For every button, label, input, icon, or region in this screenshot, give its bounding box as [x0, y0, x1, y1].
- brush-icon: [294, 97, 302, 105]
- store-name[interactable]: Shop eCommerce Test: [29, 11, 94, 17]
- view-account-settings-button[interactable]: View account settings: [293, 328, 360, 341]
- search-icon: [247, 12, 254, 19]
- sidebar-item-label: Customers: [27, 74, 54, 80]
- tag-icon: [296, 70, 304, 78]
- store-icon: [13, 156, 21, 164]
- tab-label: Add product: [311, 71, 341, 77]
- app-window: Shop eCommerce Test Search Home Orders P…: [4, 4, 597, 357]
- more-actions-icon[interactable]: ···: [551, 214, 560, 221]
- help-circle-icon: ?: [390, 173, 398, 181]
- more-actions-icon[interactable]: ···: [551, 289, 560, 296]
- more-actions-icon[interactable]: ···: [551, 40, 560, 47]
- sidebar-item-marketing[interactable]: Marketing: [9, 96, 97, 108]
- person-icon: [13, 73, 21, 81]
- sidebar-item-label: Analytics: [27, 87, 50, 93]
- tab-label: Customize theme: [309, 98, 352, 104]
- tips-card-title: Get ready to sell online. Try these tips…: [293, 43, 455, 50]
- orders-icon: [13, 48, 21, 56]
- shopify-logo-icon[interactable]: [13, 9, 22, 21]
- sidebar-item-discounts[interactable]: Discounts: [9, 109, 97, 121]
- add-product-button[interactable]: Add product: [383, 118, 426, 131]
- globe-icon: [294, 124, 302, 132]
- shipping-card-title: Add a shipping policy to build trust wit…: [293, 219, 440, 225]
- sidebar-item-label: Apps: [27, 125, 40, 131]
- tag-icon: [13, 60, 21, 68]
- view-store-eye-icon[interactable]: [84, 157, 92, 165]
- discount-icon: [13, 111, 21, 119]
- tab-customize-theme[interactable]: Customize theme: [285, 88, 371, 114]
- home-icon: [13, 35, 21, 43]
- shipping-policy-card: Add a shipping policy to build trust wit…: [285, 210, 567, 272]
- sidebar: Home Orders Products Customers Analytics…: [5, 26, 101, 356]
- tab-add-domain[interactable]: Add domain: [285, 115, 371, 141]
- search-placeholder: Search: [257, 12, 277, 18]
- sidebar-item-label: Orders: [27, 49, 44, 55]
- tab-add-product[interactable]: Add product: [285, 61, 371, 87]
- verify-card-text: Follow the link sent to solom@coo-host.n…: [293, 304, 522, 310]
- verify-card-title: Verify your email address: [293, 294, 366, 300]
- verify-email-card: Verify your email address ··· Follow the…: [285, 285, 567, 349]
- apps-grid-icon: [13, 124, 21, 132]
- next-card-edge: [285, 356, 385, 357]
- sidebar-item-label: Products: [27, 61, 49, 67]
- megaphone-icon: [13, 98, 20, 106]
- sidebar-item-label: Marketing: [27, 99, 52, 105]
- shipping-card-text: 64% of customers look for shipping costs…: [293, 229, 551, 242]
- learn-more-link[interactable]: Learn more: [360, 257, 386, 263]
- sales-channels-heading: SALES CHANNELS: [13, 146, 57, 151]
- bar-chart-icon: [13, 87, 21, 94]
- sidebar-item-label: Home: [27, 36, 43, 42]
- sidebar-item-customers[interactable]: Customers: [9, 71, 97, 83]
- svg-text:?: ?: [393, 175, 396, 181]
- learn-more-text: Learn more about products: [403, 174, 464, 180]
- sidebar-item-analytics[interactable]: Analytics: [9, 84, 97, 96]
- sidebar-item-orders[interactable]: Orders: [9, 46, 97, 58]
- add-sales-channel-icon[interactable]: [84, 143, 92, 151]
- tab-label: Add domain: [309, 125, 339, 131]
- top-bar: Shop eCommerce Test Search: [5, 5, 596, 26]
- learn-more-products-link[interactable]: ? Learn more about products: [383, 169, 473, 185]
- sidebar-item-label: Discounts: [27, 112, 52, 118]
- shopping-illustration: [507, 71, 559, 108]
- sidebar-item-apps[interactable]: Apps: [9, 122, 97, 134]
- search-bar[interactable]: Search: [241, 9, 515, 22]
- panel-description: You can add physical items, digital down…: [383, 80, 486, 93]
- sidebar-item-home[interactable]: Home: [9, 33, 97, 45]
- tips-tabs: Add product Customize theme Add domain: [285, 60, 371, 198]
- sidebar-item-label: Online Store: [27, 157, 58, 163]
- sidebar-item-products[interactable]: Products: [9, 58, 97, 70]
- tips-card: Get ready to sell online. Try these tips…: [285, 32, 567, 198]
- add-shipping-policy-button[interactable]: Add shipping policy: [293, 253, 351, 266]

**What needs to be done**
Return each line of the material above that contains the string "Analytics".

**Full answer**
- sidebar-item-label: Analytics: [27, 87, 50, 93]
- sidebar: Home Orders Products Customers Analytics…: [5, 26, 101, 356]
- sidebar-item-analytics[interactable]: Analytics: [9, 84, 97, 96]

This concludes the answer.